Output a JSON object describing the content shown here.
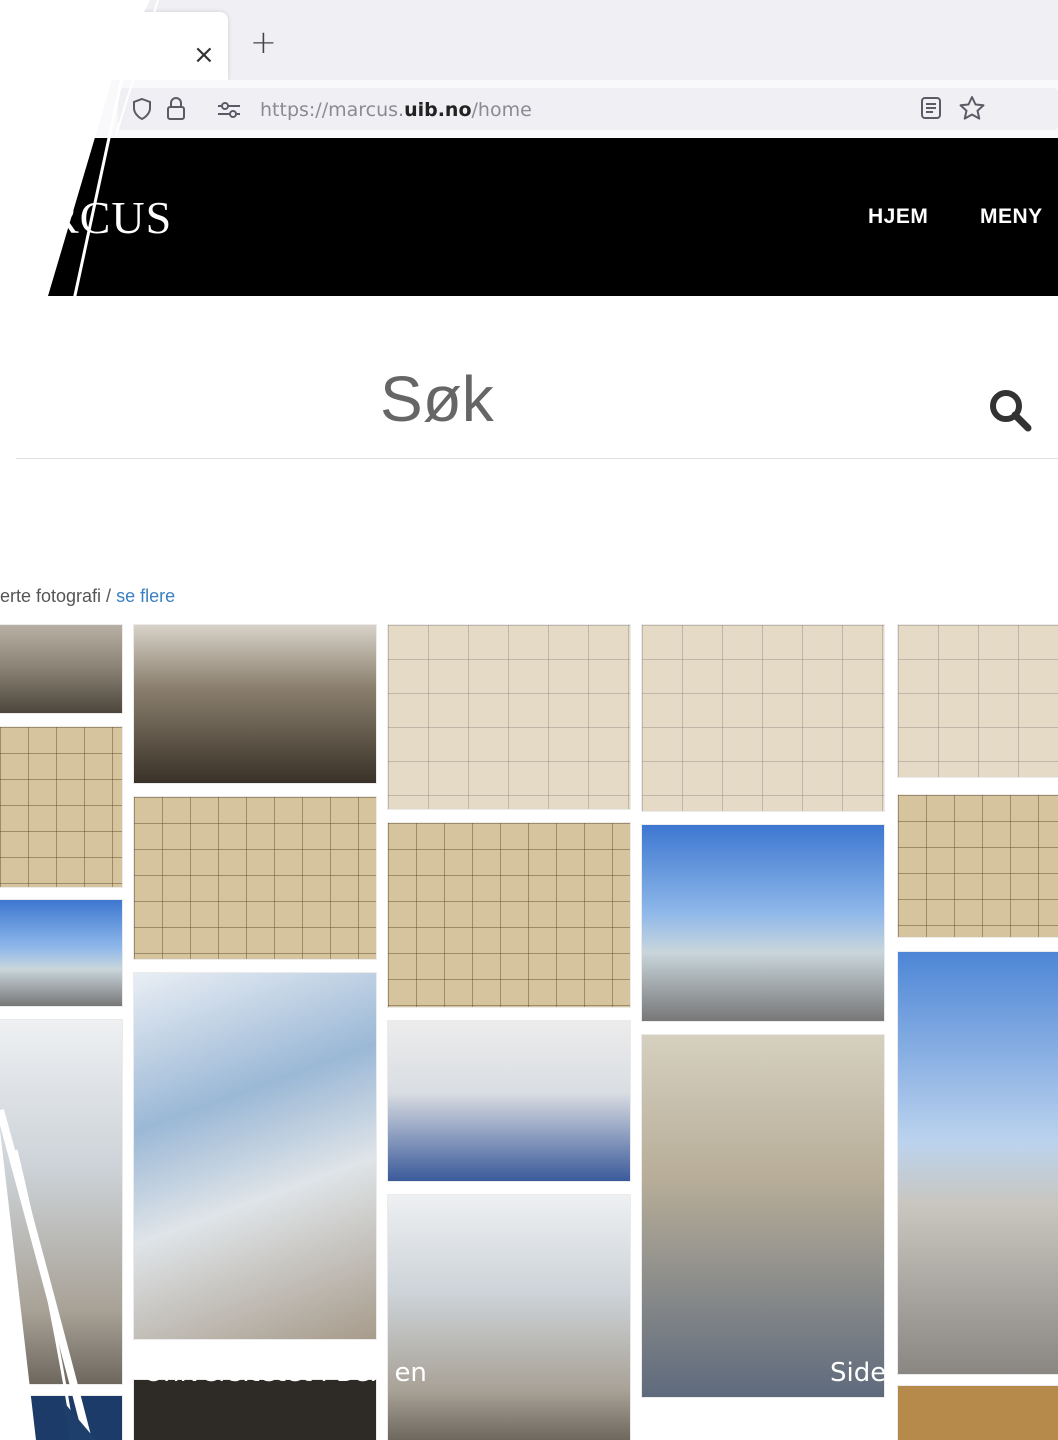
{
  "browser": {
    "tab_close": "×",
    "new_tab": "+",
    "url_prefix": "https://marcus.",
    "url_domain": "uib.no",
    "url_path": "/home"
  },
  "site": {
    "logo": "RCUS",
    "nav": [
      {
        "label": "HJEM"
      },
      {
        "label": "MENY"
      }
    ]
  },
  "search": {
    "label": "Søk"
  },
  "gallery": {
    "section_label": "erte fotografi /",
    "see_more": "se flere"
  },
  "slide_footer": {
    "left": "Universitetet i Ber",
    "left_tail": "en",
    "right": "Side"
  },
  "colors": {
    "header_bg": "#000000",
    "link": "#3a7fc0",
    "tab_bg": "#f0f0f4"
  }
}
====
Task instructions = Your task is to transcribe all of the records precisely, with no images included.

Written response =
Output a JSON object describing the content shown here.
{
  "browser": {
    "tab_close": "×",
    "new_tab": "+",
    "url_prefix": "https://marcus.",
    "url_domain": "uib.no",
    "url_path": "/home"
  },
  "site": {
    "logo": "RCUS",
    "nav": [
      {
        "label": "HJEM"
      },
      {
        "label": "MENY"
      }
    ]
  },
  "search": {
    "label": "Søk"
  },
  "gallery": {
    "section_label": "erte fotografi /",
    "see_more": "se flere"
  },
  "slide_footer": {
    "left": "Universitetet i Ber",
    "left_tail": "en",
    "right": "Side"
  },
  "colors": {
    "header_bg": "#000000",
    "link": "#3a7fc0",
    "tab_bg": "#f0f0f4"
  }
}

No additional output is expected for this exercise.